Battery backed cache dram is considered durable.

But operationally it just means that writes can return immediately without waiting on caches to clear - super fast syncs.

Thank you all for your replies. I found the iXsystems link provided by @nx2l to be particularly helpful. I think I now have a plan that will work and that actually makes some sort of sense.

Using two 1TB Samsung 970 EVO Plus NMVe SSDs:

  1. Create a 256MB UEFI partition on each
  2. Create a 32GB partition on each for use as a mirrored SLOG (see below)
  3. Create an LVM RAID1 array for the host OS

Then using three 8TB Seagate Exos HDDs:

  1. Create a “slow” zpool and set sync to always
  2. Create a three-disk mirrored vdev
  3. Add the mirrored SLOG to the slow zpool

The end result should be a configuration in which the host OS is mirrored on fast SSDs, and bulk storage has a fast SLOG with 3X the read speed of a single HDD, along with the ability to lose up to two HDDs. I can then add a second three disk mirror at a later stage and double my storage if I so wish.

The only other thing I am considering is whether or not to reduce the size of the host OS partitions on the SSDs down to something like 100GB, and then create a second, “fast” mirrored zpool (again with sync set to always) out of the remaining space. As posters have pointed out, this “fast” zpool would not need a SLOG due to the fact it lives on an SSD rather than a HDD.

Oh? That’s some serious redundancy.

Or you can put / on ZFS, just need to be slightly careful with the setup and make sure you can boot with a degraded pool

Also, have you thought about encryption? Typically folks would use devicemapper and cryptsetup underneath the filesystem.

Also, different manufacturers or same manufacturer different models can have slightly different sizes. Try to leave a bit of space empty / unpartitioned to accommodate for future replacement.

Recorded data -
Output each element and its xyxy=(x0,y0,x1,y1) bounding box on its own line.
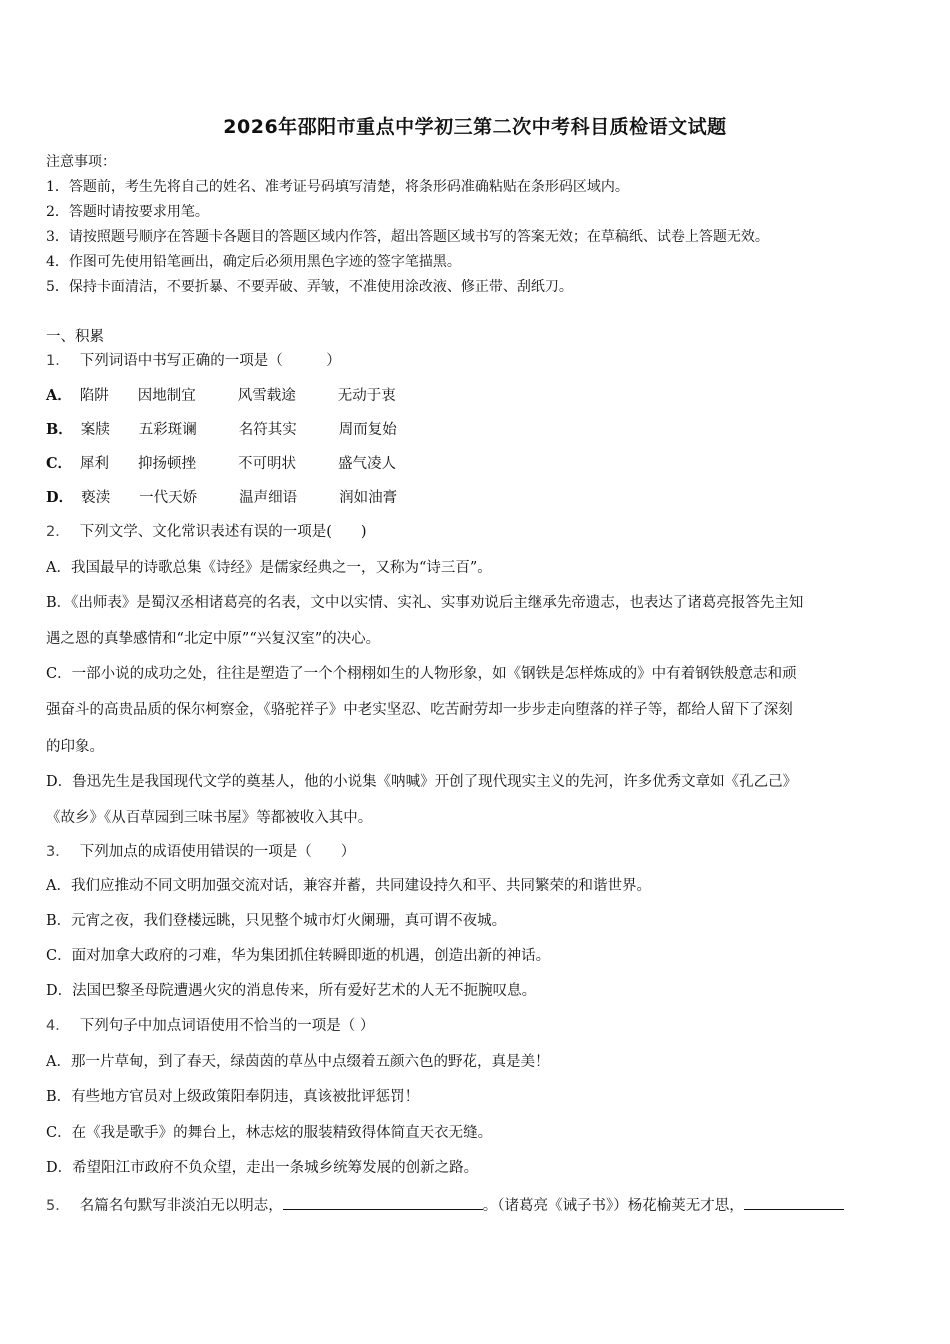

Your task - From the storage setup text, set down the stretch from "Also, have you" through "for future replacement." word for word. The listing has no connection to the storage setup text.

Exercise output -
Also, have you thought about encryption? Typically folks would use devicemapper and cryptsetup underneath the filesystem.

Also, different manufacturers or same manufacturer different models can have slightly different sizes. Try to leave a bit of space empty / unpartitioned to accommodate for future replacement.